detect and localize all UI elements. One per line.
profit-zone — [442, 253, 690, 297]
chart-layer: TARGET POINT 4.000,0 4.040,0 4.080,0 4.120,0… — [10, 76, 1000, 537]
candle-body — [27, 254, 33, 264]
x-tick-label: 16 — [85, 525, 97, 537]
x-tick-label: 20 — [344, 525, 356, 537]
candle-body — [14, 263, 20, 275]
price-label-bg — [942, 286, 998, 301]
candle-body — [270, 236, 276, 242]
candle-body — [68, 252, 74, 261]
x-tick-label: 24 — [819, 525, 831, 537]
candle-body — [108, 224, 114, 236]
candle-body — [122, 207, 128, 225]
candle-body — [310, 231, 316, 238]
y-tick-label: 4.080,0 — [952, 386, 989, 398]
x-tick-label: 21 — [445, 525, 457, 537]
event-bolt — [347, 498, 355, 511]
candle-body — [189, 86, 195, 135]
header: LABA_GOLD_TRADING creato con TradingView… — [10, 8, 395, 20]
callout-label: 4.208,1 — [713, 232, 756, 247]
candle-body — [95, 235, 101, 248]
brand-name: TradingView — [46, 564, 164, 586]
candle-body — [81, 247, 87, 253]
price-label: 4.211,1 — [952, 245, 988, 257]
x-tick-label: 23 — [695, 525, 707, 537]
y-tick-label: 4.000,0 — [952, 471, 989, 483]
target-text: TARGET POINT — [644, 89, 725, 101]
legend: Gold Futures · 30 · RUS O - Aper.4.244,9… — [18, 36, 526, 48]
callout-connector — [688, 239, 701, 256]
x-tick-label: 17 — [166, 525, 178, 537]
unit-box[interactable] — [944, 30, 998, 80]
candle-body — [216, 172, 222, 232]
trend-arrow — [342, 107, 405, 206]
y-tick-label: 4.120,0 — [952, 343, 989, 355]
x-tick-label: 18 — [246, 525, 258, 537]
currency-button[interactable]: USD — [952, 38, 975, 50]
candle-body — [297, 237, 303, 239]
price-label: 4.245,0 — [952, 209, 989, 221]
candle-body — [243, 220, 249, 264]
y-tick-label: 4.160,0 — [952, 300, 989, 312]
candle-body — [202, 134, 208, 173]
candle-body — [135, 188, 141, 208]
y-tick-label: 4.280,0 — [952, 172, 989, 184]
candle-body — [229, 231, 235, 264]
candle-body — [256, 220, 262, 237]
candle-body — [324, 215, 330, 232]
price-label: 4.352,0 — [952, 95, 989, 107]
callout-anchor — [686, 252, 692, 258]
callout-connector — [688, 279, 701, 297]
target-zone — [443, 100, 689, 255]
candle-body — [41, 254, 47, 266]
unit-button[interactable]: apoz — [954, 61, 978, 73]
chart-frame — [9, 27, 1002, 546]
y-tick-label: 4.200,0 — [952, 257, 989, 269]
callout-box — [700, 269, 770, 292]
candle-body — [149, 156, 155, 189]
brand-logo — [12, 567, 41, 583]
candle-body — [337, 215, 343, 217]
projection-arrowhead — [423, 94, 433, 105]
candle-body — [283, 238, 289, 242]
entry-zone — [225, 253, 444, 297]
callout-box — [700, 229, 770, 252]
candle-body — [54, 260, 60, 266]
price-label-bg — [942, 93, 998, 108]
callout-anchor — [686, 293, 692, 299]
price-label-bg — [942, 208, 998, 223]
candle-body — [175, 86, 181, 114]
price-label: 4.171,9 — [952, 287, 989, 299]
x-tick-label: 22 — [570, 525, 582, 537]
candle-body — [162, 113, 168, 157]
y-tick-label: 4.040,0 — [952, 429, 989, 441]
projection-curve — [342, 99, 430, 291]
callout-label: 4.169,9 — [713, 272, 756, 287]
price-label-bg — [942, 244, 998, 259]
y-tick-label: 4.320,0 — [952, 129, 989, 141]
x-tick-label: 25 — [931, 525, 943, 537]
################
### Short problem
Convert the records above into a JSON array of strings, with each line as its own string and any blank lines omitted.

### Problem solution
[
  "detect and localize all UI elements. One per line.",
  "profit-zone — [442, 253, 690, 297]",
  "chart-layer: TARGET POINT 4.000,0 4.040,0 4.080,0 4.120,0… — [10, 76, 1000, 537]",
  "candle-body — [27, 254, 33, 264]",
  "x-tick-label: 16 — [85, 525, 97, 537]",
  "x-tick-label: 20 — [344, 525, 356, 537]",
  "candle-body — [14, 263, 20, 275]",
  "price-label-bg — [942, 286, 998, 301]",
  "candle-body — [270, 236, 276, 242]",
  "candle-body — [68, 252, 74, 261]",
  "x-tick-label: 24 — [819, 525, 831, 537]",
  "candle-body — [108, 224, 114, 236]",
  "candle-body — [122, 207, 128, 225]",
  "candle-body — [310, 231, 316, 238]",
  "y-tick-label: 4.080,0 — [952, 386, 989, 398]",
  "x-tick-label: 21 — [445, 525, 457, 537]",
  "event-bolt — [347, 498, 355, 511]",
  "candle-body — [189, 86, 195, 135]",
  "header: LABA_GOLD_TRADING creato con TradingView… — [10, 8, 395, 20]",
  "callout-label: 4.208,1 — [713, 232, 756, 247]",
  "candle-body — [95, 235, 101, 248]",
  "brand-name: TradingView — [46, 564, 164, 586]",
  "candle-body — [81, 247, 87, 253]",
  "price-label: 4.211,1 — [952, 245, 988, 257]",
  "x-tick-label: 23 — [695, 525, 707, 537]",
  "y-tick-label: 4.000,0 — [952, 471, 989, 483]",
  "target-text: TARGET POINT — [644, 89, 725, 101]",
  "legend: Gold Futures · 30 · RUS O - Aper.4.244,9… — [18, 36, 526, 48]",
  "callout-connector — [688, 239, 701, 256]",
  "x-tick-label: 17 — [166, 525, 178, 537]",
  "unit-box[interactable] — [944, 30, 998, 80]",
  "candle-body — [216, 172, 222, 232]",
  "trend-arrow — [342, 107, 405, 206]",
  "y-tick-label: 4.120,0 — [952, 343, 989, 355]",
  "x-tick-label: 18 — [246, 525, 258, 537]",
  "currency-button[interactable]: USD — [952, 38, 975, 50]",
  "candle-body — [297, 237, 303, 239]",
  "price-label: 4.245,0 — [952, 209, 989, 221]",
  "candle-body — [243, 220, 249, 264]",
  "y-tick-label: 4.160,0 — [952, 300, 989, 312]",
  "candle-body — [202, 134, 208, 173]",
  "candle-body — [135, 188, 141, 208]",
  "y-tick-label: 4.280,0 — [952, 172, 989, 184]",
  "candle-body — [229, 231, 235, 264]",
  "candle-body — [256, 220, 262, 237]",
  "candle-body — [324, 215, 330, 232]",
  "price-label: 4.352,0 — [952, 95, 989, 107]",
  "callout-anchor — [686, 252, 692, 258]",
  "callout-connector — [688, 279, 701, 297]",
  "target-zone — [443, 100, 689, 255]",
  "candle-body — [41, 254, 47, 266]",
  "unit-button[interactable]: apoz — [954, 61, 978, 73]",
  "chart-frame — [9, 27, 1002, 546]",
  "y-tick-label: 4.200,0 — [952, 257, 989, 269]",
  "callout-box — [700, 269, 770, 292]",
  "candle-body — [149, 156, 155, 189]",
  "brand-logo — [12, 567, 41, 583]",
  "candle-body — [337, 215, 343, 217]",
  "projection-arrowhead — [423, 94, 433, 105]",
  "candle-body — [283, 238, 289, 242]",
  "entry-zone — [225, 253, 444, 297]",
  "callout-box — [700, 229, 770, 252]",
  "candle-body — [54, 260, 60, 266]",
  "price-label-bg — [942, 93, 998, 108]",
  "callout-anchor — [686, 293, 692, 299]",
  "price-label-bg — [942, 208, 998, 223]",
  "candle-body — [175, 86, 181, 114]",
  "price-label: 4.171,9 — [952, 287, 989, 299]",
  "x-tick-label: 22 — [570, 525, 582, 537]",
  "candle-body — [162, 113, 168, 157]",
  "y-tick-label: 4.040,0 — [952, 429, 989, 441]",
  "projection-curve — [342, 99, 430, 291]",
  "callout-label: 4.169,9 — [713, 272, 756, 287]",
  "price-label-bg — [942, 244, 998, 259]",
  "y-tick-label: 4.320,0 — [952, 129, 989, 141]",
  "x-tick-label: 25 — [931, 525, 943, 537]"
]